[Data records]
>> Start

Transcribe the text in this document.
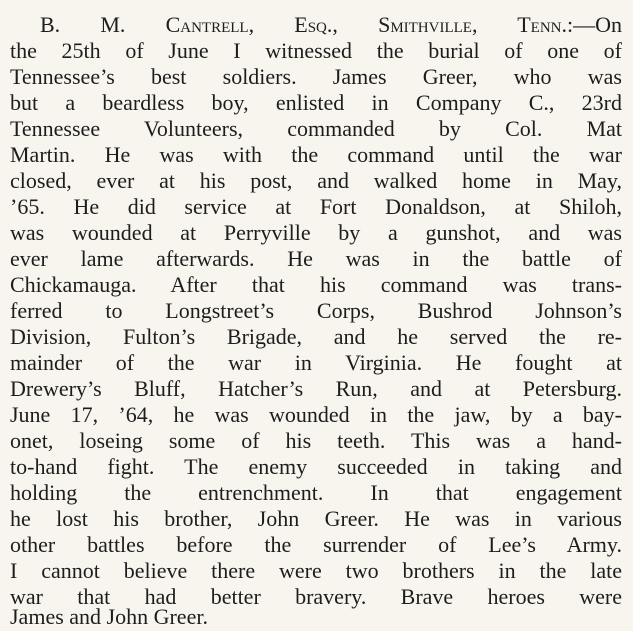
B. M. Cantrell, Esq., Smithville, Tenn.:—On
the 25th of June I witnessed the burial of one of
Tennessee’s best soldiers. James Greer, who was
but a beardless boy, enlisted in Company C., 23rd
Tennessee Volunteers, commanded by Col. Mat
Martin. He was with the command until the war
closed, ever at his post, and walked home in May,
’65. He did service at Fort Donaldson, at Shiloh,
was wounded at Perryville by a gunshot, and was
ever lame afterwards. He was in the battle of
Chickamauga. After that his command was trans-
ferred to Longstreet’s Corps, Bushrod Johnson’s
Division, Fulton’s Brigade, and he served the re-
mainder of the war in Virginia. He fought at
Drewery’s Bluff, Hatcher’s Run, and at Petersburg.
June 17, ’64, he was wounded in the jaw, by a bay-
onet, loseing some of his teeth. This was a hand-
to-hand fight. The enemy succeeded in taking and
holding the entrenchment. In that engagement
he lost his brother, John Greer. He was in various
other battles before the surrender of Lee’s Army.
I cannot believe there were two brothers in the late
war that had better bravery. Brave heroes were
James and John Greer.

>> End

Make a copy of each line that contains the string "June".

the 25th of June I witnessed the burial of one of
June 17, ’64, he was wounded in the jaw, by a bay-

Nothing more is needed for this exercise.